#### Task to complete:
Nothing should be left out: output all of the entries exactly.

Stored records

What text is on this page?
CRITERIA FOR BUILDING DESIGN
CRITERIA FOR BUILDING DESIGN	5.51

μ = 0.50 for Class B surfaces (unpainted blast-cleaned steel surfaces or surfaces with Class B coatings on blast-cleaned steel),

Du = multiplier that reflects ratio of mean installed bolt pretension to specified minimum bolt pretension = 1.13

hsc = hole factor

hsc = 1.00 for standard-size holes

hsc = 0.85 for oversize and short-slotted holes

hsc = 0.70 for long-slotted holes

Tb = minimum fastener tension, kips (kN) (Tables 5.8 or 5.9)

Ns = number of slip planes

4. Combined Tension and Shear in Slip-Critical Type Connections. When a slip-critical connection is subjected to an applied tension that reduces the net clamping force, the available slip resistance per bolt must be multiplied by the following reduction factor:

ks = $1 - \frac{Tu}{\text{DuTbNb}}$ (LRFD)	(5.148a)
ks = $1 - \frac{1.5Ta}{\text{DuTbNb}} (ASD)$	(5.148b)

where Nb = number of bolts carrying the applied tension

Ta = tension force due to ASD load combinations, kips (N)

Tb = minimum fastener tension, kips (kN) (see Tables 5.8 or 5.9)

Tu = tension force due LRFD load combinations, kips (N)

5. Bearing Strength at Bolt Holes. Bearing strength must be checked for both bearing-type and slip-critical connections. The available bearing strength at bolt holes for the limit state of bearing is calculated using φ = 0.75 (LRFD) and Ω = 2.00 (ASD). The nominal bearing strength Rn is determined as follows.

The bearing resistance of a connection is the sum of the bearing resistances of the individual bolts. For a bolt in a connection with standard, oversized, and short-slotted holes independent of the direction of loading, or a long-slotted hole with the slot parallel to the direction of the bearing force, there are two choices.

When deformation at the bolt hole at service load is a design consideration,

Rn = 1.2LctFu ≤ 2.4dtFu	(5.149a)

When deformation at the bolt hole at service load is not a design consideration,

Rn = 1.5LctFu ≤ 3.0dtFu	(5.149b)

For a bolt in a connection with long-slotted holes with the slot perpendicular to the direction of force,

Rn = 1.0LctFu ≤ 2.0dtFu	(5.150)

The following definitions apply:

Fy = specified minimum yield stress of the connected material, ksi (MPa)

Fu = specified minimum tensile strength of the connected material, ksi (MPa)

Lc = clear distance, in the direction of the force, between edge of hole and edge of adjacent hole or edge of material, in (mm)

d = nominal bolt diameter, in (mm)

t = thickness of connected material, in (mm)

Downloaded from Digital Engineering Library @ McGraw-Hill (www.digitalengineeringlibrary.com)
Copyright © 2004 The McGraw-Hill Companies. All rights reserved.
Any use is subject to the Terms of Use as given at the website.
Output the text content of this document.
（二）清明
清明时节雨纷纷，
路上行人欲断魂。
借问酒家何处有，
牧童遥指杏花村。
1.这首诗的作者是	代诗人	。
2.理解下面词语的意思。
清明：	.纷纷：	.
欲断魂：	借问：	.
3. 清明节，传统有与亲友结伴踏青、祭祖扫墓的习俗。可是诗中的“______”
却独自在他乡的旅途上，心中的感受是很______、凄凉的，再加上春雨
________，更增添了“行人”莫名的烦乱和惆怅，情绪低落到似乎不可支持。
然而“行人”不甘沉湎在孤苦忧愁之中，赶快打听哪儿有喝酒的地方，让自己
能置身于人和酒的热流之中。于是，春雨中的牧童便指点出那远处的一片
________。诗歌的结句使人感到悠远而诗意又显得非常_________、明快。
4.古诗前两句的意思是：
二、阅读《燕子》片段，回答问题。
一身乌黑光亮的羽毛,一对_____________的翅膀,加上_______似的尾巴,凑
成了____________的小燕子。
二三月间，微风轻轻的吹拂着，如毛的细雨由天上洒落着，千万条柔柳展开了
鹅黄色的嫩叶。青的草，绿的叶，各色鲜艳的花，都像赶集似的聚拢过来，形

#### Solution to this task:
What text is on this page?
CRITERIA FOR BUILDING DESIGN
CRITERIA FOR BUILDING DESIGN	5.51

μ = 0.50 for Class B surfaces (unpainted blast-cleaned steel surfaces or surfaces with Class B coatings on blast-cleaned steel),

Du = multiplier that reflects ratio of mean installed bolt pretension to specified minimum bolt pretension = 1.13

hsc = hole factor

hsc = 1.00 for standard-size holes

hsc = 0.85 for oversize and short-slotted holes

hsc = 0.70 for long-slotted holes

Tb = minimum fastener tension, kips (kN) (Tables 5.8 or 5.9)

Ns = number of slip planes

4. Combined Tension and Shear in Slip-Critical Type Connections. When a slip-critical connection is subjected to an applied tension that reduces the net clamping force, the available slip resistance per bolt must be multiplied by the following reduction factor:

ks = $1 - \frac{Tu}{\text{DuTbNb}}$ (LRFD)	(5.148a)
ks = $1 - \frac{1.5Ta}{\text{DuTbNb}} (ASD)$	(5.148b)

where Nb = number of bolts carrying the applied tension

Ta = tension force due to ASD load combinations, kips (N)

Tb = minimum fastener tension, kips (kN) (see Tables 5.8 or 5.9)

Tu = tension force due LRFD load combinations, kips (N)

5. Bearing Strength at Bolt Holes. Bearing strength must be checked for both bearing-type and slip-critical connections. The available bearing strength at bolt holes for the limit state of bearing is calculated using φ = 0.75 (LRFD) and Ω = 2.00 (ASD). The nominal bearing strength Rn is determined as follows.

The bearing resistance of a connection is the sum of the bearing resistances of the individual bolts. For a bolt in a connection with standard, oversized, and short-slotted holes independent of the direction of loading, or a long-slotted hole with the slot parallel to the direction of the bearing force, there are two choices.

When deformation at the bolt hole at service load is a design consideration,

Rn = 1.2LctFu ≤ 2.4dtFu	(5.149a)

When deformation at the bolt hole at service load is not a design consideration,

Rn = 1.5LctFu ≤ 3.0dtFu	(5.149b)

For a bolt in a connection with long-slotted holes with the slot perpendicular to the direction of force,

Rn = 1.0LctFu ≤ 2.0dtFu	(5.150)

The following definitions apply:

Fy = specified minimum yield stress of the connected material, ksi (MPa)

Fu = specified minimum tensile strength of the connected material, ksi (MPa)

Lc = clear distance, in the direction of the force, between edge of hole and edge of adjacent hole or edge of material, in (mm)

d = nominal bolt diameter, in (mm)

t = thickness of connected material, in (mm)

Downloaded from Digital Engineering Library @ McGraw-Hill (www.digitalengineeringlibrary.com)
Copyright © 2004 The McGraw-Hill Companies. All rights reserved.
Any use is subject to the Terms of Use as given at the website.
Output the text content of this document.
（二）清明
清明时节雨纷纷，
路上行人欲断魂。
借问酒家何处有，
牧童遥指杏花村。
1.这首诗的作者是	代诗人	。
2.理解下面词语的意思。
清明：	.纷纷：	.
欲断魂：	借问：	.
3. 清明节，传统有与亲友结伴踏青、祭祖扫墓的习俗。可是诗中的“______”
却独自在他乡的旅途上，心中的感受是很______、凄凉的，再加上春雨
________，更增添了“行人”莫名的烦乱和惆怅，情绪低落到似乎不可支持。
然而“行人”不甘沉湎在孤苦忧愁之中，赶快打听哪儿有喝酒的地方，让自己
能置身于人和酒的热流之中。于是，春雨中的牧童便指点出那远处的一片
________。诗歌的结句使人感到悠远而诗意又显得非常_________、明快。
4.古诗前两句的意思是：
二、阅读《燕子》片段，回答问题。
一身乌黑光亮的羽毛,一对_____________的翅膀,加上_______似的尾巴,凑
成了____________的小燕子。
二三月间，微风轻轻的吹拂着，如毛的细雨由天上洒落着，千万条柔柳展开了
鹅黄色的嫩叶。青的草，绿的叶，各色鲜艳的花，都像赶集似的聚拢过来，形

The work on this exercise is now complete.